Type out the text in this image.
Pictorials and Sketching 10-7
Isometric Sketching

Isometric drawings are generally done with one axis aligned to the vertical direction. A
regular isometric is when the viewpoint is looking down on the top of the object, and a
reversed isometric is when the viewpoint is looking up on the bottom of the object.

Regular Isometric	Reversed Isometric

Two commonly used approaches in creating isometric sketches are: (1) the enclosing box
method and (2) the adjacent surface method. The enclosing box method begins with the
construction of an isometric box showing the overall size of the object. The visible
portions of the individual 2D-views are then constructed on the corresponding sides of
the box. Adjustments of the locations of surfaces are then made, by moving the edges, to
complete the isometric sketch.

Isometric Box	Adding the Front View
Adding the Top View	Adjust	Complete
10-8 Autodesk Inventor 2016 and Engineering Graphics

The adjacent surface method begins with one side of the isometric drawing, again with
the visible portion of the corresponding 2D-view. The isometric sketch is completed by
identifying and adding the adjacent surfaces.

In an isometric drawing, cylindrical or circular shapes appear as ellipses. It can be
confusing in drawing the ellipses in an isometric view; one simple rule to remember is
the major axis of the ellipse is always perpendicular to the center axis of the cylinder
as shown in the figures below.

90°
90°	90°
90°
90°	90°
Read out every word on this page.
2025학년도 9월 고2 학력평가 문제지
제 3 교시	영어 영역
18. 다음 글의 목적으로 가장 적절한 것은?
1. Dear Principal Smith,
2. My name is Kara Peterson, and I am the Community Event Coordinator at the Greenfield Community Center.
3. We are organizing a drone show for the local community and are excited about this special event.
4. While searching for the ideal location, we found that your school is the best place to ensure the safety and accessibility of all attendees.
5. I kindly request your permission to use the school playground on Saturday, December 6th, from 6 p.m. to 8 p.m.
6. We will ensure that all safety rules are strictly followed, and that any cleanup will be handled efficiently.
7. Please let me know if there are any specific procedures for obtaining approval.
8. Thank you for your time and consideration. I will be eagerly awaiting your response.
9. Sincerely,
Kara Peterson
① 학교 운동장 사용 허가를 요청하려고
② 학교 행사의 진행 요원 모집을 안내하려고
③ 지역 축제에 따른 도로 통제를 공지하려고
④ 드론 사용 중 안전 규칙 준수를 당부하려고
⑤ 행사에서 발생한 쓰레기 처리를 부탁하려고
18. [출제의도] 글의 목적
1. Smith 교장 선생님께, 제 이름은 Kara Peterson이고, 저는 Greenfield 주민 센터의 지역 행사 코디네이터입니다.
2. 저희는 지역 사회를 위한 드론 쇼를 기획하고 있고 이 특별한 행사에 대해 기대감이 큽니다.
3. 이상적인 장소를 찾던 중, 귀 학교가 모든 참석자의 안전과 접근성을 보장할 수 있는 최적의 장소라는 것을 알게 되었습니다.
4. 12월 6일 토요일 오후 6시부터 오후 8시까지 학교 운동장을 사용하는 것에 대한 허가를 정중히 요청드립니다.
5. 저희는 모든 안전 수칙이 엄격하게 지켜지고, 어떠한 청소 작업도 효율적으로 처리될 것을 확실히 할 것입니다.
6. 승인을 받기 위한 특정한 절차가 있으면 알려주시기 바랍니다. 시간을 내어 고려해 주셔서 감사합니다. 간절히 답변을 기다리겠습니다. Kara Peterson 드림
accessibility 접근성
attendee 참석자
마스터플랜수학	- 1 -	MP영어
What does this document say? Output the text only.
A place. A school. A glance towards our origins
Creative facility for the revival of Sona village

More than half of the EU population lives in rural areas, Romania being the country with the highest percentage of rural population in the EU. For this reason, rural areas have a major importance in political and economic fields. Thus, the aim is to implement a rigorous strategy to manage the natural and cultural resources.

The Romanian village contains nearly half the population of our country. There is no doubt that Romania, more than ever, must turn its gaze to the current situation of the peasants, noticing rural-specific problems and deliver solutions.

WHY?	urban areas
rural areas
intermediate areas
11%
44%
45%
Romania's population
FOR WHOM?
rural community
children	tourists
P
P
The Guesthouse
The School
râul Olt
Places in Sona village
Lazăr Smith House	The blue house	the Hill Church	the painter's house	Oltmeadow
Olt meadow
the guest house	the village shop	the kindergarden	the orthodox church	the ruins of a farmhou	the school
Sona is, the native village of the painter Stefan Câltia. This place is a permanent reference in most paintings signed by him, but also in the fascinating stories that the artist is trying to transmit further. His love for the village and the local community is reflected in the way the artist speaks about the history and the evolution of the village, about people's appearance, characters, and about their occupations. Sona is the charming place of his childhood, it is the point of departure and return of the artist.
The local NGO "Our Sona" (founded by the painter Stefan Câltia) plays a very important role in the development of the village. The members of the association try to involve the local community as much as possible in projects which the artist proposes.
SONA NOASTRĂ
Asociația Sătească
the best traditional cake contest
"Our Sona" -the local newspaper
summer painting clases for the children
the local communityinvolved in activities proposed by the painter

========

### PROBLEM
Word for word, write out the data.

### COMPLETED TASK
Type out the text in this image.
Pictorials and Sketching 10-7
Isometric Sketching

Isometric drawings are generally done with one axis aligned to the vertical direction. A
regular isometric is when the viewpoint is looking down on the top of the object, and a
reversed isometric is when the viewpoint is looking up on the bottom of the object.

Regular Isometric	Reversed Isometric

Two commonly used approaches in creating isometric sketches are: (1) the enclosing box
method and (2) the adjacent surface method. The enclosing box method begins with the
construction of an isometric box showing the overall size of the object. The visible
portions of the individual 2D-views are then constructed on the corresponding sides of
the box. Adjustments of the locations of surfaces are then made, by moving the edges, to
complete the isometric sketch.

Isometric Box	Adding the Front View
Adding the Top View	Adjust	Complete
10-8 Autodesk Inventor 2016 and Engineering Graphics

The adjacent surface method begins with one side of the isometric drawing, again with
the visible portion of the corresponding 2D-view. The isometric sketch is completed by
identifying and adding the adjacent surfaces.

In an isometric drawing, cylindrical or circular shapes appear as ellipses. It can be
confusing in drawing the ellipses in an isometric view; one simple rule to remember is
the major axis of the ellipse is always perpendicular to the center axis of the cylinder
as shown in the figures below.

90°
90°	90°
90°
90°	90°
Read out every word on this page.
2025학년도 9월 고2 학력평가 문제지
제 3 교시	영어 영역
18. 다음 글의 목적으로 가장 적절한 것은?
1. Dear Principal Smith,
2. My name is Kara Peterson, and I am the Community Event Coordinator at the Greenfield Community Center.
3. We are organizing a drone show for the local community and are excited about this special event.
4. While searching for the ideal location, we found that your school is the best place to ensure the safety and accessibility of all attendees.
5. I kindly request your permission to use the school playground on Saturday, December 6th, from 6 p.m. to 8 p.m.
6. We will ensure that all safety rules are strictly followed, and that any cleanup will be handled efficiently.
7. Please let me know if there are any specific procedures for obtaining approval.
8. Thank you for your time and consideration. I will be eagerly awaiting your response.
9. Sincerely,
Kara Peterson
① 학교 운동장 사용 허가를 요청하려고
② 학교 행사의 진행 요원 모집을 안내하려고
③ 지역 축제에 따른 도로 통제를 공지하려고
④ 드론 사용 중 안전 규칙 준수를 당부하려고
⑤ 행사에서 발생한 쓰레기 처리를 부탁하려고
18. [출제의도] 글의 목적
1. Smith 교장 선생님께, 제 이름은 Kara Peterson이고, 저는 Greenfield 주민 센터의 지역 행사 코디네이터입니다.
2. 저희는 지역 사회를 위한 드론 쇼를 기획하고 있고 이 특별한 행사에 대해 기대감이 큽니다.
3. 이상적인 장소를 찾던 중, 귀 학교가 모든 참석자의 안전과 접근성을 보장할 수 있는 최적의 장소라는 것을 알게 되었습니다.
4. 12월 6일 토요일 오후 6시부터 오후 8시까지 학교 운동장을 사용하는 것에 대한 허가를 정중히 요청드립니다.
5. 저희는 모든 안전 수칙이 엄격하게 지켜지고, 어떠한 청소 작업도 효율적으로 처리될 것을 확실히 할 것입니다.
6. 승인을 받기 위한 특정한 절차가 있으면 알려주시기 바랍니다. 시간을 내어 고려해 주셔서 감사합니다. 간절히 답변을 기다리겠습니다. Kara Peterson 드림
accessibility 접근성
attendee 참석자
마스터플랜수학	- 1 -	MP영어
What does this document say? Output the text only.
A place. A school. A glance towards our origins
Creative facility for the revival of Sona village

More than half of the EU population lives in rural areas, Romania being the country with the highest percentage of rural population in the EU. For this reason, rural areas have a major importance in political and economic fields. Thus, the aim is to implement a rigorous strategy to manage the natural and cultural resources.

The Romanian village contains nearly half the population of our country. There is no doubt that Romania, more than ever, must turn its gaze to the current situation of the peasants, noticing rural-specific problems and deliver solutions.

WHY?	urban areas
rural areas
intermediate areas
11%
44%
45%
Romania's population
FOR WHOM?
rural community
children	tourists
P
P
The Guesthouse
The School
râul Olt
Places in Sona village
Lazăr Smith House	The blue house	the Hill Church	the painter's house	Oltmeadow
Olt meadow
the guest house	the village shop	the kindergarden	the orthodox church	the ruins of a farmhou	the school
Sona is, the native village of the painter Stefan Câltia. This place is a permanent reference in most paintings signed by him, but also in the fascinating stories that the artist is trying to transmit further. His love for the village and the local community is reflected in the way the artist speaks about the history and the evolution of the village, about people's appearance, characters, and about their occupations. Sona is the charming place of his childhood, it is the point of departure and return of the artist.
The local NGO "Our Sona" (founded by the painter Stefan Câltia) plays a very important role in the development of the village. The members of the association try to involve the local community as much as possible in projects which the artist proposes.
SONA NOASTRĂ
Asociația Sătească
the best traditional cake contest
"Our Sona" -the local newspaper
summer painting clases for the children
the local communityinvolved in activities proposed by the painter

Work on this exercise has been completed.